Gather up all lines that carry the word "yakın".

[begin EXTRACTED INFORMATION]

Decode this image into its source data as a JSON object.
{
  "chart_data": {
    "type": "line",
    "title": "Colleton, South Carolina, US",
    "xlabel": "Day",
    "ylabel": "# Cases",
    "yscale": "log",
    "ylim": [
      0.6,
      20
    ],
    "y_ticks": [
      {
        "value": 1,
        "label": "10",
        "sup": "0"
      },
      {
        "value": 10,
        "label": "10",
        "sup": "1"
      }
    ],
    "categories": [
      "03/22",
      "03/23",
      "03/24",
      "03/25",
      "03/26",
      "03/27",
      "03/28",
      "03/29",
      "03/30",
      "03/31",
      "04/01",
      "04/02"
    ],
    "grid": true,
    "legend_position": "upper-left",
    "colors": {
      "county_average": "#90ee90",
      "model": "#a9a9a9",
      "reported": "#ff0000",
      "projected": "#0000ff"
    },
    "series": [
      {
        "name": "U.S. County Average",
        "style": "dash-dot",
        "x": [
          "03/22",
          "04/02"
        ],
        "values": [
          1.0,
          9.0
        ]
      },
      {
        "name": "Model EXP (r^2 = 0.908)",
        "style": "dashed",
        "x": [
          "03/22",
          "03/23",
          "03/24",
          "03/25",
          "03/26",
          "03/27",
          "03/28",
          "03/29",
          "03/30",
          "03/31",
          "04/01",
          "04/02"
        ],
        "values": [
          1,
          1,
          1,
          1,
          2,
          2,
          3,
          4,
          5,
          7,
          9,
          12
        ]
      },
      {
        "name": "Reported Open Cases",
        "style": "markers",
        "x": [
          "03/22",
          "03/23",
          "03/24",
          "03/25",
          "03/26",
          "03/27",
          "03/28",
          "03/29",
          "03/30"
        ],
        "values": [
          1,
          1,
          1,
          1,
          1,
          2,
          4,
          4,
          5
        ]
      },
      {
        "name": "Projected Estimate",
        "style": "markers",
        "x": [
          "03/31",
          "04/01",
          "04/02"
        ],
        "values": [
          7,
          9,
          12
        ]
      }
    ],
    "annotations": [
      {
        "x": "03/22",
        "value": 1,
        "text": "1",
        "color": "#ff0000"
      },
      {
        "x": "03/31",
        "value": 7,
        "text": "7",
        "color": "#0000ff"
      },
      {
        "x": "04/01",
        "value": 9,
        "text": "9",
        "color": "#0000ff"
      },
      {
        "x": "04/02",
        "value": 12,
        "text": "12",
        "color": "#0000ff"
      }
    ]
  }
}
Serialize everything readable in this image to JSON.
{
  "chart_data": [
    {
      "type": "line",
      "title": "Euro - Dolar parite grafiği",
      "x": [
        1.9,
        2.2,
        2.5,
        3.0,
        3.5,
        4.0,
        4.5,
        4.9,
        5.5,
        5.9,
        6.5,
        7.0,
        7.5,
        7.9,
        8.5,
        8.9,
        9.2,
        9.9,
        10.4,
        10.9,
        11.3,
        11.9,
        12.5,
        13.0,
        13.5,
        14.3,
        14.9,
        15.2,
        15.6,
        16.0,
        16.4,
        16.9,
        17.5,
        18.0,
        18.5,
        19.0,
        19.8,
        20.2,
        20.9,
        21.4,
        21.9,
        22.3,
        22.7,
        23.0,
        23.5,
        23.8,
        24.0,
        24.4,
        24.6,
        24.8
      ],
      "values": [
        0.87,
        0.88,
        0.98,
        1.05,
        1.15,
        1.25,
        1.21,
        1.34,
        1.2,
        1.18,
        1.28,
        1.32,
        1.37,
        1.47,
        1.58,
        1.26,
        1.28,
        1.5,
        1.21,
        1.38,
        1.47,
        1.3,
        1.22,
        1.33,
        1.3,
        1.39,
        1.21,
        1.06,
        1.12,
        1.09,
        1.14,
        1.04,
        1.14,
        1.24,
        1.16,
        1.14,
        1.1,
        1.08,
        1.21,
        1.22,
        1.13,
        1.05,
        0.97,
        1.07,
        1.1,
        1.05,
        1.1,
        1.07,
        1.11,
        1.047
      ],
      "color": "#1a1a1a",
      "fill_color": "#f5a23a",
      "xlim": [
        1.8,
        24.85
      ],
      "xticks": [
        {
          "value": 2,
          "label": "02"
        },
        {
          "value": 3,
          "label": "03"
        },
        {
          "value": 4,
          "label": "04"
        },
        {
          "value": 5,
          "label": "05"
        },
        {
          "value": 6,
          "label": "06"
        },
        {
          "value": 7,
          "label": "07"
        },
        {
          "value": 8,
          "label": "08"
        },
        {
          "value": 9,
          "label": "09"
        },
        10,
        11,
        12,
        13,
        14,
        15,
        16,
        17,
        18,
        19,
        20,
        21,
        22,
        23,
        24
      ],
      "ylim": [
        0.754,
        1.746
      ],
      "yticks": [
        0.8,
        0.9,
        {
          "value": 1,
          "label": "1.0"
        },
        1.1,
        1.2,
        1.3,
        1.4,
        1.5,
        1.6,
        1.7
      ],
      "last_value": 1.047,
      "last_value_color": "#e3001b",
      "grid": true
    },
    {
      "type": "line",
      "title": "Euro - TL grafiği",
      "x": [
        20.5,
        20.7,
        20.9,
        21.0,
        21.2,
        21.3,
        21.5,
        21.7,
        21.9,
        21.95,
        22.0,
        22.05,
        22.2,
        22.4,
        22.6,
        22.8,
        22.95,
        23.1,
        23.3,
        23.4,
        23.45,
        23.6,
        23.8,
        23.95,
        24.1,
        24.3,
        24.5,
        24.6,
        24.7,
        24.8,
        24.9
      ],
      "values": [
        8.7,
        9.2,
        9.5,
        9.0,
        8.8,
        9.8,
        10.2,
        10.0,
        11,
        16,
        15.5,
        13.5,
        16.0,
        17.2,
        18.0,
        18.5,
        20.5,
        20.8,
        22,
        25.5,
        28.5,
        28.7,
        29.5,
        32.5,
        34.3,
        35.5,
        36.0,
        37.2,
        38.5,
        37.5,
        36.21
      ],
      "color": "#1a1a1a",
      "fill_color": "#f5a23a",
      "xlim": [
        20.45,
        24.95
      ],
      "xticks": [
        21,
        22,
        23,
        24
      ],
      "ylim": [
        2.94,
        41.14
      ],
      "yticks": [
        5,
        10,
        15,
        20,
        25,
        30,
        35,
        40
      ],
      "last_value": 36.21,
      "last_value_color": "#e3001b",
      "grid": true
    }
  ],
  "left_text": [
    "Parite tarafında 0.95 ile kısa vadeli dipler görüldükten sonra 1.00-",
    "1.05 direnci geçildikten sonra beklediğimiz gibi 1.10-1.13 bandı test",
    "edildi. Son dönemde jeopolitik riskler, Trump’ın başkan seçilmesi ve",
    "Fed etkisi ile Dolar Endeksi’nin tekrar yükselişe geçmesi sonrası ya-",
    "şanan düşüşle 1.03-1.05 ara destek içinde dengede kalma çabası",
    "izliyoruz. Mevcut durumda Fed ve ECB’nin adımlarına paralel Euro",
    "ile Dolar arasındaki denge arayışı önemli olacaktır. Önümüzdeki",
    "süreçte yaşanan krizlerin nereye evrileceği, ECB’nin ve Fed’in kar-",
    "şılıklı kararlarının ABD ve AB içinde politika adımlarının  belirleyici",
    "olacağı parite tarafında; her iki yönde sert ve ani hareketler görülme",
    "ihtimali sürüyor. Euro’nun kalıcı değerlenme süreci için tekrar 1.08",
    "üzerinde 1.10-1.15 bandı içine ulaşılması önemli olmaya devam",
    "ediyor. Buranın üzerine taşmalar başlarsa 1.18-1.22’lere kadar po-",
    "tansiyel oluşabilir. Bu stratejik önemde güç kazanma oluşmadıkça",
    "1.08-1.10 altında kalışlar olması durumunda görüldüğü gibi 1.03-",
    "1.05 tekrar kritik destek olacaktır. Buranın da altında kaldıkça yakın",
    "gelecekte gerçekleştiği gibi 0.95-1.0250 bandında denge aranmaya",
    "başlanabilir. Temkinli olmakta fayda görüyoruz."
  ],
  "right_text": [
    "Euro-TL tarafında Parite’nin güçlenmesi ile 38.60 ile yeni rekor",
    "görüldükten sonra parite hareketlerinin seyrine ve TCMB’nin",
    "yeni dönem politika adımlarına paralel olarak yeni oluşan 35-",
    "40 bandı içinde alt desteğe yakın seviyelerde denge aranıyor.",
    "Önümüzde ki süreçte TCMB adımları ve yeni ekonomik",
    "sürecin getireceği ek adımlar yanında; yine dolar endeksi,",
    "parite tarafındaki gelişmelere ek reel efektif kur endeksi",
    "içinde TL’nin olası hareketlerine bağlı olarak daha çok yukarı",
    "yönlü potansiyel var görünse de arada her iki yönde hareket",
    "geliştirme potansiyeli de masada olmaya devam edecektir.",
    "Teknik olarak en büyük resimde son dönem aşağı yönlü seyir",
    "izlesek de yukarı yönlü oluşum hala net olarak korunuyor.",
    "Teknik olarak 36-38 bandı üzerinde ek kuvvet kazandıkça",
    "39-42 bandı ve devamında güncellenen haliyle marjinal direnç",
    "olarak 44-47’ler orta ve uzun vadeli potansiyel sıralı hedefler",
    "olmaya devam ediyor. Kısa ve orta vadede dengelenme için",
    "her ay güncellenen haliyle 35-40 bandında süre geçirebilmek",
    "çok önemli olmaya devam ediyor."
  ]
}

[end EXTRACTED INFORMATION]

# OUTPUT OF THE EXERCISE
    "1.05 tekrar kritik destek olacaktır. Buranın da altında kaldıkça yakın",
    "40 bandı içinde alt desteğe yakın seviyelerde denge aranıyor.",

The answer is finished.